* INPUT MATERIAL *
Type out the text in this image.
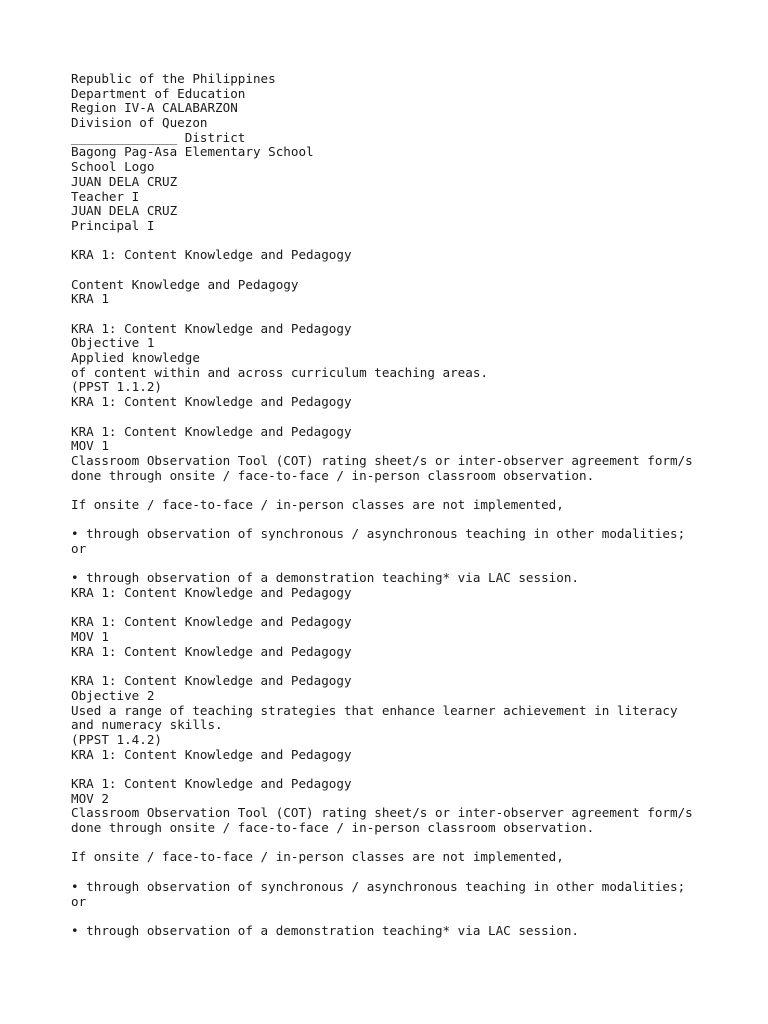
Republic of the Philippines
Department of Education
Region IV-A CALABARZON
Division of Quezon
______________ District
Bagong Pag-Asa Elementary School
School Logo
JUAN DELA CRUZ
Teacher I
JUAN DELA CRUZ
Principal I

KRA 1: Content Knowledge and Pedagogy

Content Knowledge and Pedagogy
KRA 1

KRA 1: Content Knowledge and Pedagogy
Objective 1
Applied knowledge
of content within and across curriculum teaching areas.
(PPST 1.1.2)
KRA 1: Content Knowledge and Pedagogy

KRA 1: Content Knowledge and Pedagogy
MOV 1
Classroom Observation Tool (COT) rating sheet/s or inter-observer agreement form/s
done through onsite / face-to-face / in-person classroom observation.

If onsite / face-to-face / in-person classes are not implemented,

• through observation of synchronous / asynchronous teaching in other modalities;
or

• through observation of a demonstration teaching* via LAC session.
KRA 1: Content Knowledge and Pedagogy

KRA 1: Content Knowledge and Pedagogy
MOV 1
KRA 1: Content Knowledge and Pedagogy

KRA 1: Content Knowledge and Pedagogy
Objective 2
Used a range of teaching strategies that enhance learner achievement in literacy
and numeracy skills.
(PPST 1.4.2)
KRA 1: Content Knowledge and Pedagogy

KRA 1: Content Knowledge and Pedagogy
MOV 2
Classroom Observation Tool (COT) rating sheet/s or inter-observer agreement form/s
done through onsite / face-to-face / in-person classroom observation.

If onsite / face-to-face / in-person classes are not implemented,

• through observation of synchronous / asynchronous teaching in other modalities;
or

• through observation of a demonstration teaching* via LAC session.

* AIM *
Find every line in the records that contains the word "School"; copy those lines.

* SOLVED EXERCISE *
Bagong Pag-Asa Elementary School
School Logo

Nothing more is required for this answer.